◆ Stored data entries:
* * *
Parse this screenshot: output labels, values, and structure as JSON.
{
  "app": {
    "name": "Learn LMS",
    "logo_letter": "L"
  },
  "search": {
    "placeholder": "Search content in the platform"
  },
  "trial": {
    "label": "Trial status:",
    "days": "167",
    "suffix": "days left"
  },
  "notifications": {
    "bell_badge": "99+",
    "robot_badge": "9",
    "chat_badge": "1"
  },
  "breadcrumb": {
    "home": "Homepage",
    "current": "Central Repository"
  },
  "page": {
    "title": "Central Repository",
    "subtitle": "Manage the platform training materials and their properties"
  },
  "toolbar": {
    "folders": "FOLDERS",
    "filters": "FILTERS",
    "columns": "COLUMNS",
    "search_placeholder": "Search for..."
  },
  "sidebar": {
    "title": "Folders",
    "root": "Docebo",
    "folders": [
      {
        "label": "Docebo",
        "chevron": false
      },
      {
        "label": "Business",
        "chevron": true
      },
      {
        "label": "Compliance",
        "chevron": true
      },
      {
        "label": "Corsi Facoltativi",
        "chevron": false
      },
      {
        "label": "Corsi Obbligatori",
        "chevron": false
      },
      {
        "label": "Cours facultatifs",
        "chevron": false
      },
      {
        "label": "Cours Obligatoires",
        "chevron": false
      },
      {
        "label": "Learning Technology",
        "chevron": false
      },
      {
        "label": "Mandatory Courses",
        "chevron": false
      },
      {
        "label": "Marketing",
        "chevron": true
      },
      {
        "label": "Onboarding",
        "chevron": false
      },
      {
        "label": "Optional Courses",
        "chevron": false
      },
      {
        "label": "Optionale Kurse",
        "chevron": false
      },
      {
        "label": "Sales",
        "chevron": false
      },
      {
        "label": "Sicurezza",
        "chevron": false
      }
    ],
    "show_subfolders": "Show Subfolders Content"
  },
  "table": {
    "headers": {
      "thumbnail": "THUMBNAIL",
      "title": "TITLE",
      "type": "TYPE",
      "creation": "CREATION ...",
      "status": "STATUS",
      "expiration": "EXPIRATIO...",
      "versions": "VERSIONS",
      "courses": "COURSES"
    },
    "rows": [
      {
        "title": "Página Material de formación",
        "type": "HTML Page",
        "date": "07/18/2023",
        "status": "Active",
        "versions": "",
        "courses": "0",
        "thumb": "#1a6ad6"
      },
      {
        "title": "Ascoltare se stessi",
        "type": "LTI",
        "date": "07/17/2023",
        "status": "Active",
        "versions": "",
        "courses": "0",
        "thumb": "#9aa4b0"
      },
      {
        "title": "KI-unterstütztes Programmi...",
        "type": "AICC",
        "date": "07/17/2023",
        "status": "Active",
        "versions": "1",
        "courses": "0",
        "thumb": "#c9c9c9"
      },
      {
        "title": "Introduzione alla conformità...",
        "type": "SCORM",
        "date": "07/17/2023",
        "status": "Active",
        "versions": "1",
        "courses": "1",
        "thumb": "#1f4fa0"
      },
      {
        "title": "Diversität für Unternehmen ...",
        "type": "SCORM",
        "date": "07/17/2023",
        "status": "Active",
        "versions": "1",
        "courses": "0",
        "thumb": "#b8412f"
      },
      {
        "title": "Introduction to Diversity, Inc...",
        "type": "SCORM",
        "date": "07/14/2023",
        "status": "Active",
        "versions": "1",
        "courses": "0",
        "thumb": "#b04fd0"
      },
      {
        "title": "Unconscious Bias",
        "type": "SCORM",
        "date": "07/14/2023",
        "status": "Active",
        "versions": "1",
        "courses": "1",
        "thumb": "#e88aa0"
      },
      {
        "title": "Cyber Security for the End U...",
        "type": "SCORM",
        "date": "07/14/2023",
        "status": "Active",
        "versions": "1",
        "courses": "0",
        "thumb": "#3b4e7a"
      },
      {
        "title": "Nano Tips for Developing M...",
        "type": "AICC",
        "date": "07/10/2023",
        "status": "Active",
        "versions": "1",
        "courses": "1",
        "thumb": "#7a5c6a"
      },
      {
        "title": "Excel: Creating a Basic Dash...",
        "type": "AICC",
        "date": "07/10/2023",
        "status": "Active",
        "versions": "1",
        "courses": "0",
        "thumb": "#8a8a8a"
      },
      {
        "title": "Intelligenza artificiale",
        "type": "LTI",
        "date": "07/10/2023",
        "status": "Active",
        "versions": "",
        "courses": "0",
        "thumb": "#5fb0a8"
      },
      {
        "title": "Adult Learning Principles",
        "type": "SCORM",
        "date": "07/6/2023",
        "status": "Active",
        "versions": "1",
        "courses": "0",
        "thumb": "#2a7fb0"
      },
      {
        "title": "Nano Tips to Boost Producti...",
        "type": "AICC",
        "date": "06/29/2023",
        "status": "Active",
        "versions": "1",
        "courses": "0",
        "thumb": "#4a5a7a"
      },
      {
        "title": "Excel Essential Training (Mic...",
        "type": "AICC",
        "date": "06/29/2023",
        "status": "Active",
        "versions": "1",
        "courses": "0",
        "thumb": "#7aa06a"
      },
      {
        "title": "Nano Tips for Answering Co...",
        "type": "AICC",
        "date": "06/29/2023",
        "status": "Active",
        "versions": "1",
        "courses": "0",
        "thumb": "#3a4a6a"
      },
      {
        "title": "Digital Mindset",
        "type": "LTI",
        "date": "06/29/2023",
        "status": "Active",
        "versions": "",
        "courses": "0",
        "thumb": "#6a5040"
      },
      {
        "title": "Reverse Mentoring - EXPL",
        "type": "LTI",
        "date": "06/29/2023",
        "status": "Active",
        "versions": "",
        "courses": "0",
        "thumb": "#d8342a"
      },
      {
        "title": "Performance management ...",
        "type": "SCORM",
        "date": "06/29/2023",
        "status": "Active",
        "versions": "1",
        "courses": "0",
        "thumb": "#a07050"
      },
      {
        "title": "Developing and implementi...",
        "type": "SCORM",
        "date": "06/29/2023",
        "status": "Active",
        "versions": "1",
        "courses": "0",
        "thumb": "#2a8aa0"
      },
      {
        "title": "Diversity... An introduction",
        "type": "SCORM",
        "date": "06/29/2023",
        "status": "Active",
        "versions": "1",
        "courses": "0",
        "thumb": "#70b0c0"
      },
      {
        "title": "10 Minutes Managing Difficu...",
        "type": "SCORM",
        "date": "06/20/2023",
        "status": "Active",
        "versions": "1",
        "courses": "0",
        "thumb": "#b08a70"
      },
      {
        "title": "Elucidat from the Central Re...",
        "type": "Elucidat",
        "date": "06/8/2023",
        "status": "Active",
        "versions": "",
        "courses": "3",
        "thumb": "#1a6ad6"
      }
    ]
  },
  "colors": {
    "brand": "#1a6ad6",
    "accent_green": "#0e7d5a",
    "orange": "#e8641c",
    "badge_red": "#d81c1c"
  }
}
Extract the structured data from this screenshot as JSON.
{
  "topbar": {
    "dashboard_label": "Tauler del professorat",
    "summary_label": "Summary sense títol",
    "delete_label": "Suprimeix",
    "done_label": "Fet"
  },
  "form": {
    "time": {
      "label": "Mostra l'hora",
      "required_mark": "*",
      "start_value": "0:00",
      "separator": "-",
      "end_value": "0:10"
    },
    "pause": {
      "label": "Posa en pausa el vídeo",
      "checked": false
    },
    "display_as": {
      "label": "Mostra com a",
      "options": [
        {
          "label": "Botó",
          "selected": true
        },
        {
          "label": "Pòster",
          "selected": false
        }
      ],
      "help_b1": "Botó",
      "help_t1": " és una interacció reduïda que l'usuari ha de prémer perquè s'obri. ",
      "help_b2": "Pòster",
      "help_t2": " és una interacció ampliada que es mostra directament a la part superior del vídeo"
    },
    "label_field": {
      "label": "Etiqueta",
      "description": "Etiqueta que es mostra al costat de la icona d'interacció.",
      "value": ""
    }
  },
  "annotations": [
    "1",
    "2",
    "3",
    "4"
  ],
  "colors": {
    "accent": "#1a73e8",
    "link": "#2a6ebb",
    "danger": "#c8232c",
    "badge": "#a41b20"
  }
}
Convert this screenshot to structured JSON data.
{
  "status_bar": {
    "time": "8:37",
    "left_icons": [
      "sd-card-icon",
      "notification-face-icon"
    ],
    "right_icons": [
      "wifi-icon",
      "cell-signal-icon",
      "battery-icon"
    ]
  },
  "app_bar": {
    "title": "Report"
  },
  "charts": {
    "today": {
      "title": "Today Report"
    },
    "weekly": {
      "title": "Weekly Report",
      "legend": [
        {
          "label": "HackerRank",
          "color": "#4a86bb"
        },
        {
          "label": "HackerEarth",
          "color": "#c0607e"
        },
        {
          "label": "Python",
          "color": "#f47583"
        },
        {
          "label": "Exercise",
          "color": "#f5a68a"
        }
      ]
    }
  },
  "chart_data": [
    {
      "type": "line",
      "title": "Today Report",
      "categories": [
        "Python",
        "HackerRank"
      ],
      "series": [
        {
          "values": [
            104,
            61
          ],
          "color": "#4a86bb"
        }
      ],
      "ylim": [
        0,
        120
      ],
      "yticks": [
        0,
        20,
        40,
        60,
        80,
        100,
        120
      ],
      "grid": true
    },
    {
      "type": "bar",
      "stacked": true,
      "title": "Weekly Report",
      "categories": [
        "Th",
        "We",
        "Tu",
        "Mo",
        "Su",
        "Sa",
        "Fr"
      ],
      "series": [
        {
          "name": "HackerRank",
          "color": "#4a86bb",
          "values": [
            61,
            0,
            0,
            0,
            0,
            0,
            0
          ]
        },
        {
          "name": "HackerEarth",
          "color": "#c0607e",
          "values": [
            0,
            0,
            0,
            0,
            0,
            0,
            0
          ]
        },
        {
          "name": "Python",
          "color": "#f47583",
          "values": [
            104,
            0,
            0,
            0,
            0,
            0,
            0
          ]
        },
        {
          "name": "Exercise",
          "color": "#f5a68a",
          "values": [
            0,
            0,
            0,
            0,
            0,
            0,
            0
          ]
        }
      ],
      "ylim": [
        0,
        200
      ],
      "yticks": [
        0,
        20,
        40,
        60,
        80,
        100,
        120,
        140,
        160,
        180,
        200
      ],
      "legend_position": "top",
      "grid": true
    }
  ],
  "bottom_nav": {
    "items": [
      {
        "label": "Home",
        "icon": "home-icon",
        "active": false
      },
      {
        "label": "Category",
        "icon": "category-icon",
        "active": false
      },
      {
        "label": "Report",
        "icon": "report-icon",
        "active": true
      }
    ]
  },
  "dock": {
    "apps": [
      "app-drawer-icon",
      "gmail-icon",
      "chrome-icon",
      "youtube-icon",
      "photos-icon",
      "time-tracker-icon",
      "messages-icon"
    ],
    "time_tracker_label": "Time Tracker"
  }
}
* * *
◆ Work to be completed:
Select and copy each line from the data that includes the word "Repository".

◆ Answer to this task:
    "current": "Central Repository"
    "title": "Central Repository",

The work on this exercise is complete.